§ **WRITTEN REQUEST A**
Copy the records word for word, starting at their first line and ending after the line that contains "section-heading [44, 448, 750, 474]".

§ **EXTRACT PROVIDED**
^^^^
Custom Activation Function • kindling

Rationale

The biggest strength of kindling when modelling neural networks is its versatility — it inherits torch’s versatility while being human friendly, including the ability to apply custom optimizer functions, loss functions, and per-layer activation functions. Learn more: https://kindling.joshuamarie.com/articles/special-cases.

With act_funs(), you are not limited to the activation functions available in torch’s namespace. Use new_act_fn() to wrap any compatible function into a validated custom activation. This feature, however, is only available on version 0.3.0 and above.

Function to use

To do this, use new_act_fn(). It takes a user-supplied function, validates it against a small dummy tensor at definition time (a dry-run probe), and wraps it in a call-time type guard. This means errors surface early — before your model ever starts training.

The function you supply must:

Accept at least one argument (the input tensor).
Return a torch_tensor.

Basic Usage

Currently, nnf_tanh doesn’t exist in the torch namespace, so tanh is not a valid argument to act_funs(). With new_act_fn(), you can wrap torch::torch_tanh() to make it usable.

Here’s a basic example that wraps torch::torch_tanh() as a custom activation:

hyper_tan = new_act_fn(\(x) torch::torch_tanh(x))

You can also pass it directly into act_funs(), just like any built-in activation:

act_funs(relu, elu, new_act_fn(\(x) torch::torch_tanh(x)))

Using Custom Activations in a Model

Naturally, functions for modelling, like ffnn(), accept act_funs() into the activations argument. Again, you can pass a custom activation function within new_act_fn(), then pass it through act_funs().

Here’s a basic example:

model = ffnn(
    Sepal.Length ~ .,
    data = iris[, 1:4],
    hidden_neurons = c(64, 32, 16),
    activations = act_funs(
        relu,
        silu,
        new_act_fn(\(x) torch::torch_tanh(x))
    ),
    epochs = 50
)
model

## 
## ======================= Feedforward Neural Networks (MLP) ======================
## 
## 
## -- FFNN Model Summary ----------------------------------------------------------

## -------------------------------------------------------------------
##   NN Model Type           :         FFNN    n_predictors :      3
##   Number of Epochs        :           50    n_response   :      1
##   Hidden Layer Units      :   64, 32, 16    reg.         :   None
##   Number of Hidden Layers :            3    Device       :    cpu
##   Pred. Type              :   regression                 :       
## -------------------------------------------------------------------
## 
## 
## 
## -- Activation function ---------------------------------------------------------

## -------------------------------------------------
##   1st Layer {64}    :                      relu
##   2nd Layer {32}    :                      silu
##   3rd Layer {16}    :                  <custom>
##   Output Activation :   No act function applied
## -------------------------------------------------

Each element of act_funs() corresponds to one hidden layer, in order. Here, the first hidden layer uses ReLU, the second uses SiLU (Swish), and the third uses Tanh.
^^^^
§ **DATA**
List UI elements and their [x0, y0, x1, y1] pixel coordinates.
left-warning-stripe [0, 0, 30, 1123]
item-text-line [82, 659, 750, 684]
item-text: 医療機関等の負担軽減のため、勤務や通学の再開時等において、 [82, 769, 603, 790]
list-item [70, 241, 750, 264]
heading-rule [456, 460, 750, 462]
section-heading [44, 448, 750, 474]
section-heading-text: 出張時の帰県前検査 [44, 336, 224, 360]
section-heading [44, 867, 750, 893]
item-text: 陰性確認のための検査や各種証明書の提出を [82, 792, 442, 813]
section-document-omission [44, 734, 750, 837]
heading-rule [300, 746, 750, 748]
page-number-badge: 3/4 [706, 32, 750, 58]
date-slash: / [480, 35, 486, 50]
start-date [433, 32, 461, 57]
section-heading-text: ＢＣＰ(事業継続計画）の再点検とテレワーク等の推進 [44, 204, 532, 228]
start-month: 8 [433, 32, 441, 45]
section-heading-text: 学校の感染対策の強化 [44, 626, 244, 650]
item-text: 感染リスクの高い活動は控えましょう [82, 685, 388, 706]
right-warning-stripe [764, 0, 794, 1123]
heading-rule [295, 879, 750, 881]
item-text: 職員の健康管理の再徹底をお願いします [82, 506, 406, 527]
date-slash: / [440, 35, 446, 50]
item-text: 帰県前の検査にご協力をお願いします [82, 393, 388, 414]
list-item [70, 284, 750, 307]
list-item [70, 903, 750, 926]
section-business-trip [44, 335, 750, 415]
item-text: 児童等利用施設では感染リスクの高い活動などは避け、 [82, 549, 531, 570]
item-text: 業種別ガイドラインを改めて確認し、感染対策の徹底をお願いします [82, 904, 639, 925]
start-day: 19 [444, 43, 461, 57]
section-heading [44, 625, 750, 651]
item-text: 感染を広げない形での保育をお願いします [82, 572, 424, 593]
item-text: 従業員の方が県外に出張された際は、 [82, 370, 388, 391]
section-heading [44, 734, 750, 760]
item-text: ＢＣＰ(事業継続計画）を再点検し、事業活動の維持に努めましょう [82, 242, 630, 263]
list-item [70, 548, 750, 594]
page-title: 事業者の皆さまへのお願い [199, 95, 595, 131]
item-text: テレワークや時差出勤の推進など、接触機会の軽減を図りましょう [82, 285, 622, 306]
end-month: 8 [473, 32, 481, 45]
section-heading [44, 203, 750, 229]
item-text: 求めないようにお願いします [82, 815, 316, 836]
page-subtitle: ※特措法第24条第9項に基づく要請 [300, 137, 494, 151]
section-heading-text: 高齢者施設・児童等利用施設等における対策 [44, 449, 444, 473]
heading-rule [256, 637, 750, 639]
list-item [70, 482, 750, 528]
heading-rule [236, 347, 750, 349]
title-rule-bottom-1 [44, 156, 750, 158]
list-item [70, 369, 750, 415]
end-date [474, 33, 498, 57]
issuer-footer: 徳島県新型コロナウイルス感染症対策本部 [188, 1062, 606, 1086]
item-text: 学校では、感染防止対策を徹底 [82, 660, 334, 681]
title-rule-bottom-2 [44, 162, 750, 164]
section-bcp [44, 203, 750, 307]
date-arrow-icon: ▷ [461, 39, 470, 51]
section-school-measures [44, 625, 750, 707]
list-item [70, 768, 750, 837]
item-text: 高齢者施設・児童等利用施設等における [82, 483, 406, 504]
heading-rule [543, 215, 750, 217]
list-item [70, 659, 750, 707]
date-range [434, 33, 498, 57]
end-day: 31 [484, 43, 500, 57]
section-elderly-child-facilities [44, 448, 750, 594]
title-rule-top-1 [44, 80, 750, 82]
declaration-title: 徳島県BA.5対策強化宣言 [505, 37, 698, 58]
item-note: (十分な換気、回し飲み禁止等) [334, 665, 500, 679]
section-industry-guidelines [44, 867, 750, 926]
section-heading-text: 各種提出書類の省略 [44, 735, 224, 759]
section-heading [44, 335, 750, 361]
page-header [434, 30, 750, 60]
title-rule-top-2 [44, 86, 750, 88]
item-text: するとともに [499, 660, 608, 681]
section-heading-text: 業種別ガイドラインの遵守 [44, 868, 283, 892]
^^^^
§ **WRITTEN REQUEST B**
Answer these questions from the kindling custom activation page:
(i) What type of object must a function passed to new_act_fn() return?
(ii) From which version onward is the new_act_fn() feature available?
(iii) How many epochs does the ffnn() model in the example use?

§ **FULL RESPONSE A**
List UI elements and their [x0, y0, x1, y1] pixel coordinates.
left-warning-stripe [0, 0, 30, 1123]
item-text-line [82, 659, 750, 684]
item-text: 医療機関等の負担軽減のため、勤務や通学の再開時等において、 [82, 769, 603, 790]
list-item [70, 241, 750, 264]
heading-rule [456, 460, 750, 462]
section-heading [44, 448, 750, 474]

§ **FULL RESPONSE B**
(i) A torch_tensor.
(ii) Version 0.3.0 and above.
(iii) 50.